> **Exercise task**: Every entry below must appear again, exactly as written.

> **Material shown**:
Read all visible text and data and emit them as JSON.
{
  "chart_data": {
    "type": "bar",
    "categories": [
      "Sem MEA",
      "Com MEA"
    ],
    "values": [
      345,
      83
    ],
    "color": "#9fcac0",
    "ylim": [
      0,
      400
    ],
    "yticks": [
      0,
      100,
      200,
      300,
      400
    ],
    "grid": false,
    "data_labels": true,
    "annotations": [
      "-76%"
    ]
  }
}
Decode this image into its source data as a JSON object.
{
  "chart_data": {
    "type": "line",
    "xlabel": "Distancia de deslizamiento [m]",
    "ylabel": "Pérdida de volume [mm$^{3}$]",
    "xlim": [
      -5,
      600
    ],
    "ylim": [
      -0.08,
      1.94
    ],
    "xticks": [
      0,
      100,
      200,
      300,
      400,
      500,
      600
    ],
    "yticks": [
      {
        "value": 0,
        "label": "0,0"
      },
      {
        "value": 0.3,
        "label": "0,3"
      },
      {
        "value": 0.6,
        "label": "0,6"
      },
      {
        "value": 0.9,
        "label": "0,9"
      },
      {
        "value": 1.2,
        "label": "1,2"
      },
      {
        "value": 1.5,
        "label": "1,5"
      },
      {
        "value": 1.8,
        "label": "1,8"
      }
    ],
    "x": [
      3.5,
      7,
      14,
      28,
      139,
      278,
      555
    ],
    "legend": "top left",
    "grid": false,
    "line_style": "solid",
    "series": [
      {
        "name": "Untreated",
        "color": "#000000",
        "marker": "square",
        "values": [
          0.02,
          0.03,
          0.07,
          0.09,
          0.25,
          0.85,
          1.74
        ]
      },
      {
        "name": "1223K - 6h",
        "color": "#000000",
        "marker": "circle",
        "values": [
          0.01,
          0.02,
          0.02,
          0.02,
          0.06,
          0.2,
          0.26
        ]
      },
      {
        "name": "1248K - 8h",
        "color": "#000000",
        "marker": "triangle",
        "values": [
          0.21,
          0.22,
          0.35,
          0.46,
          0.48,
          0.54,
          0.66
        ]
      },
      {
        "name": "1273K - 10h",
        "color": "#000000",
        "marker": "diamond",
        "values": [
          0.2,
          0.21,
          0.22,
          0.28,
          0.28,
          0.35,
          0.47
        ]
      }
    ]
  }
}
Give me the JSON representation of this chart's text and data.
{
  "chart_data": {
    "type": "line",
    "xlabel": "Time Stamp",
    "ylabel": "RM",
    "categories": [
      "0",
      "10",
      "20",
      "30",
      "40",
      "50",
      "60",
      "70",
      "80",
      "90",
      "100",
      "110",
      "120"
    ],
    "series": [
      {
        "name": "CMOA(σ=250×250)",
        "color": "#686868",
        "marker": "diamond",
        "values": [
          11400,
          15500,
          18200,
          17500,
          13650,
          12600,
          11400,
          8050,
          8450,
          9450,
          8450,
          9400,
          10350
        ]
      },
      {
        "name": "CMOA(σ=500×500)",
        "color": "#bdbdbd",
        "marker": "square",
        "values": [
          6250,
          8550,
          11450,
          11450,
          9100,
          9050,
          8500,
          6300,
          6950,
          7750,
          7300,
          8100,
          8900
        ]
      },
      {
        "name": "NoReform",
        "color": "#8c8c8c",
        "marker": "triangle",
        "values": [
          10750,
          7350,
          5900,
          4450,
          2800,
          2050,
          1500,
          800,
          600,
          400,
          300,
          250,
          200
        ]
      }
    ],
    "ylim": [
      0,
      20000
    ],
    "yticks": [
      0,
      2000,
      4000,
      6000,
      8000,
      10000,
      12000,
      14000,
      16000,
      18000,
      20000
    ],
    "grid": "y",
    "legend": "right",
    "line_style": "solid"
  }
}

> **Output of the task**:
Read all visible text and data and emit them as JSON.
{
  "chart_data": {
    "type": "bar",
    "categories": [
      "Sem MEA",
      "Com MEA"
    ],
    "values": [
      345,
      83
    ],
    "color": "#9fcac0",
    "ylim": [
      0,
      400
    ],
    "yticks": [
      0,
      100,
      200,
      300,
      400
    ],
    "grid": false,
    "data_labels": true,
    "annotations": [
      "-76%"
    ]
  }
}
Decode this image into its source data as a JSON object.
{
  "chart_data": {
    "type": "line",
    "xlabel": "Distancia de deslizamiento [m]",
    "ylabel": "Pérdida de volume [mm$^{3}$]",
    "xlim": [
      -5,
      600
    ],
    "ylim": [
      -0.08,
      1.94
    ],
    "xticks": [
      0,
      100,
      200,
      300,
      400,
      500,
      600
    ],
    "yticks": [
      {
        "value": 0,
        "label": "0,0"
      },
      {
        "value": 0.3,
        "label": "0,3"
      },
      {
        "value": 0.6,
        "label": "0,6"
      },
      {
        "value": 0.9,
        "label": "0,9"
      },
      {
        "value": 1.2,
        "label": "1,2"
      },
      {
        "value": 1.5,
        "label": "1,5"
      },
      {
        "value": 1.8,
        "label": "1,8"
      }
    ],
    "x": [
      3.5,
      7,
      14,
      28,
      139,
      278,
      555
    ],
    "legend": "top left",
    "grid": false,
    "line_style": "solid",
    "series": [
      {
        "name": "Untreated",
        "color": "#000000",
        "marker": "square",
        "values": [
          0.02,
          0.03,
          0.07,
          0.09,
          0.25,
          0.85,
          1.74
        ]
      },
      {
        "name": "1223K - 6h",
        "color": "#000000",
        "marker": "circle",
        "values": [
          0.01,
          0.02,
          0.02,
          0.02,
          0.06,
          0.2,
          0.26
        ]
      },
      {
        "name": "1248K - 8h",
        "color": "#000000",
        "marker": "triangle",
        "values": [
          0.21,
          0.22,
          0.35,
          0.46,
          0.48,
          0.54,
          0.66
        ]
      },
      {
        "name": "1273K - 10h",
        "color": "#000000",
        "marker": "diamond",
        "values": [
          0.2,
          0.21,
          0.22,
          0.28,
          0.28,
          0.35,
          0.47
        ]
      }
    ]
  }
}
Give me the JSON representation of this chart's text and data.
{
  "chart_data": {
    "type": "line",
    "xlabel": "Time Stamp",
    "ylabel": "RM",
    "categories": [
      "0",
      "10",
      "20",
      "30",
      "40",
      "50",
      "60",
      "70",
      "80",
      "90",
      "100",
      "110",
      "120"
    ],
    "series": [
      {
        "name": "CMOA(σ=250×250)",
        "color": "#686868",
        "marker": "diamond",
        "values": [
          11400,
          15500,
          18200,
          17500,
          13650,
          12600,
          11400,
          8050,
          8450,
          9450,
          8450,
          9400,
          10350
        ]
      },
      {
        "name": "CMOA(σ=500×500)",
        "color": "#bdbdbd",
        "marker": "square",
        "values": [
          6250,
          8550,
          11450,
          11450,
          9100,
          9050,
          8500,
          6300,
          6950,
          7750,
          7300,
          8100,
          8900
        ]
      },
      {
        "name": "NoReform",
        "color": "#8c8c8c",
        "marker": "triangle",
        "values": [
          10750,
          7350,
          5900,
          4450,
          2800,
          2050,
          1500,
          800,
          600,
          400,
          300,
          250,
          200
        ]
      }
    ],
    "ylim": [
      0,
      20000
    ],
    "yticks": [
      0,
      2000,
      4000,
      6000,
      8000,
      10000,
      12000,
      14000,
      16000,
      18000,
      20000
    ],
    "grid": "y",
    "legend": "right",
    "line_style": "solid"
  }
}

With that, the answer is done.